DATASET EXTRACT >>
***

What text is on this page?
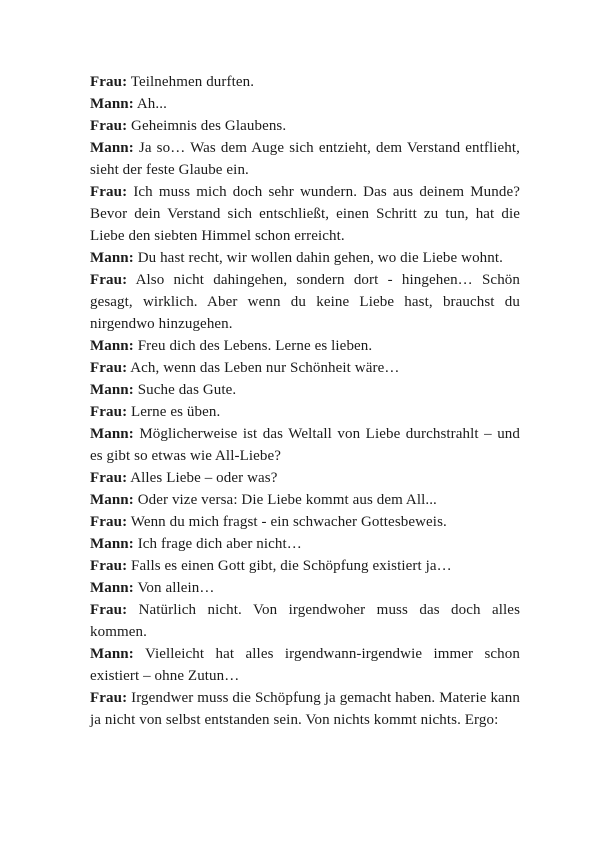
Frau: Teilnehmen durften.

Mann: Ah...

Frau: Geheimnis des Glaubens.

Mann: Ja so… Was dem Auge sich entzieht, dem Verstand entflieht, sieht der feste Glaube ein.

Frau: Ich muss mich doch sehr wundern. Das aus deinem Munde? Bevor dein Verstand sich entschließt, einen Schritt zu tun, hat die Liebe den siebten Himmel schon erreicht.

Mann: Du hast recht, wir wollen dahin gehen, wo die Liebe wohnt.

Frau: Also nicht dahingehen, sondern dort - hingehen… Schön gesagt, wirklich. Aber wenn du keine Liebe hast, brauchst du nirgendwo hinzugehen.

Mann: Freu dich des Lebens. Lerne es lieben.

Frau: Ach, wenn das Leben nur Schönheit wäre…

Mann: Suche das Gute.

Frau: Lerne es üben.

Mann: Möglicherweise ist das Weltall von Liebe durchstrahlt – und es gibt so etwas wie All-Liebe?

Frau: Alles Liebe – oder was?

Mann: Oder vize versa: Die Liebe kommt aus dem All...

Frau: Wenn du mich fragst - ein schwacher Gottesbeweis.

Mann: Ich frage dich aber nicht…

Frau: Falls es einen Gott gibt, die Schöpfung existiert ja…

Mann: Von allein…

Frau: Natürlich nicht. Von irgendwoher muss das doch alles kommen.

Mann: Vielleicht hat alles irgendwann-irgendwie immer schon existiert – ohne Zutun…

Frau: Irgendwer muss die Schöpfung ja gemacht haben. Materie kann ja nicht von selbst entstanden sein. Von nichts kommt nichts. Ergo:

***

TASK GOAL >> All the material shown above is to be copied exactly, with no pictures carried over.

RESULT FOR THIS TASK >>
What text is on this page?
Frau: Teilnehmen durften.

Mann: Ah...

Frau: Geheimnis des Glaubens.

Mann: Ja so… Was dem Auge sich entzieht, dem Verstand entflieht, sieht der feste Glaube ein.

Frau: Ich muss mich doch sehr wundern. Das aus deinem Munde? Bevor dein Verstand sich entschließt, einen Schritt zu tun, hat die Liebe den siebten Himmel schon erreicht.

Mann: Du hast recht, wir wollen dahin gehen, wo die Liebe wohnt.

Frau: Also nicht dahingehen, sondern dort - hingehen… Schön gesagt, wirklich. Aber wenn du keine Liebe hast, brauchst du nirgendwo hinzugehen.

Mann: Freu dich des Lebens. Lerne es lieben.

Frau: Ach, wenn das Leben nur Schönheit wäre…

Mann: Suche das Gute.

Frau: Lerne es üben.

Mann: Möglicherweise ist das Weltall von Liebe durchstrahlt – und es gibt so etwas wie All-Liebe?

Frau: Alles Liebe – oder was?

Mann: Oder vize versa: Die Liebe kommt aus dem All...

Frau: Wenn du mich fragst - ein schwacher Gottesbeweis.

Mann: Ich frage dich aber nicht…

Frau: Falls es einen Gott gibt, die Schöpfung existiert ja…

Mann: Von allein…

Frau: Natürlich nicht. Von irgendwoher muss das doch alles kommen.

Mann: Vielleicht hat alles irgendwann-irgendwie immer schon existiert – ohne Zutun…

Frau: Irgendwer muss die Schöpfung ja gemacht haben. Materie kann ja nicht von selbst entstanden sein. Von nichts kommt nichts. Ergo:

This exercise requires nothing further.